All lines in which the word "this" occurs are to be extracted.
:: Extracted information ::
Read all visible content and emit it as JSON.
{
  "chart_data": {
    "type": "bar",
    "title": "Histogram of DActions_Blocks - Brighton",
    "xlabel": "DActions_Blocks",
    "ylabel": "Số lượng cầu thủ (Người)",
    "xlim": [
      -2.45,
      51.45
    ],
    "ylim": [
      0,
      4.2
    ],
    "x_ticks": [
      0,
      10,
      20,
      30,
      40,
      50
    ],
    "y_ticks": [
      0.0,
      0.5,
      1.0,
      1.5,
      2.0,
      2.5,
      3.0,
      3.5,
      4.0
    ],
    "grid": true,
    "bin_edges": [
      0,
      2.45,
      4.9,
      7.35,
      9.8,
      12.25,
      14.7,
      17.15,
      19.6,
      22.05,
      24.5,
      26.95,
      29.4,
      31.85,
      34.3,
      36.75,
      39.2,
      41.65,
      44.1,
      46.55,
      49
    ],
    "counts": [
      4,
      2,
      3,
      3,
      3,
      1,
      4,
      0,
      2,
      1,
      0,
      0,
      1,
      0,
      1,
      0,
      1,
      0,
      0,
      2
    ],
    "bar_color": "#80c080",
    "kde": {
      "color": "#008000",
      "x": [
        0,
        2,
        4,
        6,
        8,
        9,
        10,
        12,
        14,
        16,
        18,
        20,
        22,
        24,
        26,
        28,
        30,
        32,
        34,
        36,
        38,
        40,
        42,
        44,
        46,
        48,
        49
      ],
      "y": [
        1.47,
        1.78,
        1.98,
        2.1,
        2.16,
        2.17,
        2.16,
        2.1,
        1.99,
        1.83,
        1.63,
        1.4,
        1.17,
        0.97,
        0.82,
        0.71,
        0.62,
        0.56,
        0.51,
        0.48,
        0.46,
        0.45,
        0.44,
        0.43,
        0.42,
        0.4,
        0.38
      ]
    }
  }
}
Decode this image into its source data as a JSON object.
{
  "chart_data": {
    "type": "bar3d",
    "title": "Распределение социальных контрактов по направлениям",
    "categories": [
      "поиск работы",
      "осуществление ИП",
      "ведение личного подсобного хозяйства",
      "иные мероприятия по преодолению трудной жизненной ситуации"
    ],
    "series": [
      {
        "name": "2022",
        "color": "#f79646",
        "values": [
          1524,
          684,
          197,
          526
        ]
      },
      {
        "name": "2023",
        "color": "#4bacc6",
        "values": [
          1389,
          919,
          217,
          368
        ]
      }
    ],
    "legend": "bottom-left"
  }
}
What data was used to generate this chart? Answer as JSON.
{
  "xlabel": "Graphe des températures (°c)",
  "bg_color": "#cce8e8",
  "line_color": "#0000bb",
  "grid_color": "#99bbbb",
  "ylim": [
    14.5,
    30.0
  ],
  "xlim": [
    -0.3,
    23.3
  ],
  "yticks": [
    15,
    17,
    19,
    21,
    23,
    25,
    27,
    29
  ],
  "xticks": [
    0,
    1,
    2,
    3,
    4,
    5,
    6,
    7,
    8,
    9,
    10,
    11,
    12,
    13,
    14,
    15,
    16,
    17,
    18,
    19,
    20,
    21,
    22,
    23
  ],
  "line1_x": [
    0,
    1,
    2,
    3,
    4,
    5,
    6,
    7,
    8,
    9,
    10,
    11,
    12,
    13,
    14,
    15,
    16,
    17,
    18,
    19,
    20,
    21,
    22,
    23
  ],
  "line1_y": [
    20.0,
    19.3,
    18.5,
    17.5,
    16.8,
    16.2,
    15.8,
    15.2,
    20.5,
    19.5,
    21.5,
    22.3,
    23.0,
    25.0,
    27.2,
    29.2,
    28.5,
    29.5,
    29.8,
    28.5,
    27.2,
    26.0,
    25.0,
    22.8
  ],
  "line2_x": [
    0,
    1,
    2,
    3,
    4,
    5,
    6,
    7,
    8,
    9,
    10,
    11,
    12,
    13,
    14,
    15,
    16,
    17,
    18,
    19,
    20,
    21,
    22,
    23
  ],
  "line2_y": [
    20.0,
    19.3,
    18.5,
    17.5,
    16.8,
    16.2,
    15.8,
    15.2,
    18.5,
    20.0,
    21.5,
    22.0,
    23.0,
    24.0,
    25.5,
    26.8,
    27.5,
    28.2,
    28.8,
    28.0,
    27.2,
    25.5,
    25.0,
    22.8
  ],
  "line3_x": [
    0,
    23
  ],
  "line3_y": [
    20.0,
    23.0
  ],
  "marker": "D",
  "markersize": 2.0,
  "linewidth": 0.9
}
:::
The response:
Decode this image into its source data as a JSON object.
What data was used to generate this chart? Answer as JSON.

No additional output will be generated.